## WHAT YOU NEED TO DO
Please print every record below exactly as it appears.
##### THE INPUT #####
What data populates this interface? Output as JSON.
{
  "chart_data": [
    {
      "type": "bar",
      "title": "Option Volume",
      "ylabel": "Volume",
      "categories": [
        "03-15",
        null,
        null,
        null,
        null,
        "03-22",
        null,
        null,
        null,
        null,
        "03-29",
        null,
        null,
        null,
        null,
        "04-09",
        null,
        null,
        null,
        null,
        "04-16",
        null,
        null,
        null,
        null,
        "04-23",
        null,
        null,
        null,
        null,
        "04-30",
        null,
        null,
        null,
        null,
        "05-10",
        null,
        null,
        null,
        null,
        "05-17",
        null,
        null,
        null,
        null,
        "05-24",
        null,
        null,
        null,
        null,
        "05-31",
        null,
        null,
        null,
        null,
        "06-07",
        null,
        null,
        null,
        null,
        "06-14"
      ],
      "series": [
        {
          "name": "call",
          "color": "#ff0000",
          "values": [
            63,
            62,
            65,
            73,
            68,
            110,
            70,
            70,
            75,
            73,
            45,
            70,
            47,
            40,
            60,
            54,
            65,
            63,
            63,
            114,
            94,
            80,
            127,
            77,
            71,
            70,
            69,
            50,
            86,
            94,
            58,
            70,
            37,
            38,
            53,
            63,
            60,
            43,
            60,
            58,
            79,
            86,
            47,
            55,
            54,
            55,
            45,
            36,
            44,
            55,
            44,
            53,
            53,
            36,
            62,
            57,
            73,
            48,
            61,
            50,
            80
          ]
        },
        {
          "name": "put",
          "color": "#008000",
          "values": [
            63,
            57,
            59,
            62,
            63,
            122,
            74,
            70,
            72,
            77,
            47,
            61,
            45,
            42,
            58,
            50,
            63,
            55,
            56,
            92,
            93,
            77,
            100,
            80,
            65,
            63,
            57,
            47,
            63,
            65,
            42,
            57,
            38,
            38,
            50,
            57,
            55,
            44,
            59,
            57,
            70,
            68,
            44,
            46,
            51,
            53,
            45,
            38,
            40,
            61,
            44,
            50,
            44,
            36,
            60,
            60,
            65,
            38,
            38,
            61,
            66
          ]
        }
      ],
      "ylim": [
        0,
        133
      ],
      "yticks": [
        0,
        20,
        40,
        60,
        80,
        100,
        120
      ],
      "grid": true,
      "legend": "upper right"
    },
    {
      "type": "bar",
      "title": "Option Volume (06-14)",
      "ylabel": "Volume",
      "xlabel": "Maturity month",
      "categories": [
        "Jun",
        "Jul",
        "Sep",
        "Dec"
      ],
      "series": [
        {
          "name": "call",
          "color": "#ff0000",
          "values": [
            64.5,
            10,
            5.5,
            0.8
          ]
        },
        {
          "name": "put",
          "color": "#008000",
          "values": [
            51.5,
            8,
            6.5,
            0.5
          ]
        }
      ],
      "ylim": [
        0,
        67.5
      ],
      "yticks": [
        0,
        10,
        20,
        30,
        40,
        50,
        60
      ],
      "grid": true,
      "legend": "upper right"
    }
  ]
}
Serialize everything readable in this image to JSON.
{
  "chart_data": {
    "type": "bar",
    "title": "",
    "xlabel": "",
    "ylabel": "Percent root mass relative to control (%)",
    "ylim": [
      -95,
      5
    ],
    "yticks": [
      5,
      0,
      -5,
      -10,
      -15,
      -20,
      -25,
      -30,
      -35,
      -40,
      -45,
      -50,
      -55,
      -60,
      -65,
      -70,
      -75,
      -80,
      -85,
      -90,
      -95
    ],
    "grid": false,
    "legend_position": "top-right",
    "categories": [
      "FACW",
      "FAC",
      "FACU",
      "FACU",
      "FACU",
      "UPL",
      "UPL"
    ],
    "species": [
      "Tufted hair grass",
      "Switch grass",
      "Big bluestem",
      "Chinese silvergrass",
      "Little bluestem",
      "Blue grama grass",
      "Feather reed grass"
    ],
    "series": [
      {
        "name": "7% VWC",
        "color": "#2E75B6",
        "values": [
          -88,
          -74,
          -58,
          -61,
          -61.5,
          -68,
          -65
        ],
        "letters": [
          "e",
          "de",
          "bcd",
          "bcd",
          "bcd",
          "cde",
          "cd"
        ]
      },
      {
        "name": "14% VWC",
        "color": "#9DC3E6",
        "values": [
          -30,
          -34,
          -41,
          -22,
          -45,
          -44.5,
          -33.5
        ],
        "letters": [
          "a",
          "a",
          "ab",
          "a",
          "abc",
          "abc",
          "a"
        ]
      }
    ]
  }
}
#####
## OUTPUT BELOW
What data populates this interface? Output as JSON.
{
  "chart_data": [
    {
      "type": "bar",
      "title": "Option Volume",
      "ylabel": "Volume",
      "categories": [
        "03-15",
        null,
        null,
        null,
        null,
        "03-22",
        null,
        null,
        null,
        null,
        "03-29",
        null,
        null,
        null,
        null,
        "04-09",
        null,
        null,
        null,
        null,
        "04-16",
        null,
        null,
        null,
        null,
        "04-23",
        null,
        null,
        null,
        null,
        "04-30",
        null,
        null,
        null,
        null,
        "05-10",
        null,
        null,
        null,
        null,
        "05-17",
        null,
        null,
        null,
        null,
        "05-24",
        null,
        null,
        null,
        null,
        "05-31",
        null,
        null,
        null,
        null,
        "06-07",
        null,
        null,
        null,
        null,
        "06-14"
      ],
      "series": [
        {
          "name": "call",
          "color": "#ff0000",
          "values": [
            63,
            62,
            65,
            73,
            68,
            110,
            70,
            70,
            75,
            73,
            45,
            70,
            47,
            40,
            60,
            54,
            65,
            63,
            63,
            114,
            94,
            80,
            127,
            77,
            71,
            70,
            69,
            50,
            86,
            94,
            58,
            70,
            37,
            38,
            53,
            63,
            60,
            43,
            60,
            58,
            79,
            86,
            47,
            55,
            54,
            55,
            45,
            36,
            44,
            55,
            44,
            53,
            53,
            36,
            62,
            57,
            73,
            48,
            61,
            50,
            80
          ]
        },
        {
          "name": "put",
          "color": "#008000",
          "values": [
            63,
            57,
            59,
            62,
            63,
            122,
            74,
            70,
            72,
            77,
            47,
            61,
            45,
            42,
            58,
            50,
            63,
            55,
            56,
            92,
            93,
            77,
            100,
            80,
            65,
            63,
            57,
            47,
            63,
            65,
            42,
            57,
            38,
            38,
            50,
            57,
            55,
            44,
            59,
            57,
            70,
            68,
            44,
            46,
            51,
            53,
            45,
            38,
            40,
            61,
            44,
            50,
            44,
            36,
            60,
            60,
            65,
            38,
            38,
            61,
            66
          ]
        }
      ],
      "ylim": [
        0,
        133
      ],
      "yticks": [
        0,
        20,
        40,
        60,
        80,
        100,
        120
      ],
      "grid": true,
      "legend": "upper right"
    },
    {
      "type": "bar",
      "title": "Option Volume (06-14)",
      "ylabel": "Volume",
      "xlabel": "Maturity month",
      "categories": [
        "Jun",
        "Jul",
        "Sep",
        "Dec"
      ],
      "series": [
        {
          "name": "call",
          "color": "#ff0000",
          "values": [
            64.5,
            10,
            5.5,
            0.8
          ]
        },
        {
          "name": "put",
          "color": "#008000",
          "values": [
            51.5,
            8,
            6.5,
            0.5
          ]
        }
      ],
      "ylim": [
        0,
        67.5
      ],
      "yticks": [
        0,
        10,
        20,
        30,
        40,
        50,
        60
      ],
      "grid": true,
      "legend": "upper right"
    }
  ]
}
Serialize everything readable in this image to JSON.
{
  "chart_data": {
    "type": "bar",
    "title": "",
    "xlabel": "",
    "ylabel": "Percent root mass relative to control (%)",
    "ylim": [
      -95,
      5
    ],
    "yticks": [
      5,
      0,
      -5,
      -10,
      -15,
      -20,
      -25,
      -30,
      -35,
      -40,
      -45,
      -50,
      -55,
      -60,
      -65,
      -70,
      -75,
      -80,
      -85,
      -90,
      -95
    ],
    "grid": false,
    "legend_position": "top-right",
    "categories": [
      "FACW",
      "FAC",
      "FACU",
      "FACU",
      "FACU",
      "UPL",
      "UPL"
    ],
    "species": [
      "Tufted hair grass",
      "Switch grass",
      "Big bluestem",
      "Chinese silvergrass",
      "Little bluestem",
      "Blue grama grass",
      "Feather reed grass"
    ],
    "series": [
      {
        "name": "7% VWC",
        "color": "#2E75B6",
        "values": [
          -88,
          -74,
          -58,
          -61,
          -61.5,
          -68,
          -65
        ],
        "letters": [
          "e",
          "de",
          "bcd",
          "bcd",
          "bcd",
          "cde",
          "cd"
        ]
      },
      {
        "name": "14% VWC",
        "color": "#9DC3E6",
        "values": [
          -30,
          -34,
          -41,
          -22,
          -45,
          -44.5,
          -33.5
        ],
        "letters": [
          "a",
          "a",
          "ab",
          "a",
          "abc",
          "abc",
          "a"
        ]
      }
    ]
  }
}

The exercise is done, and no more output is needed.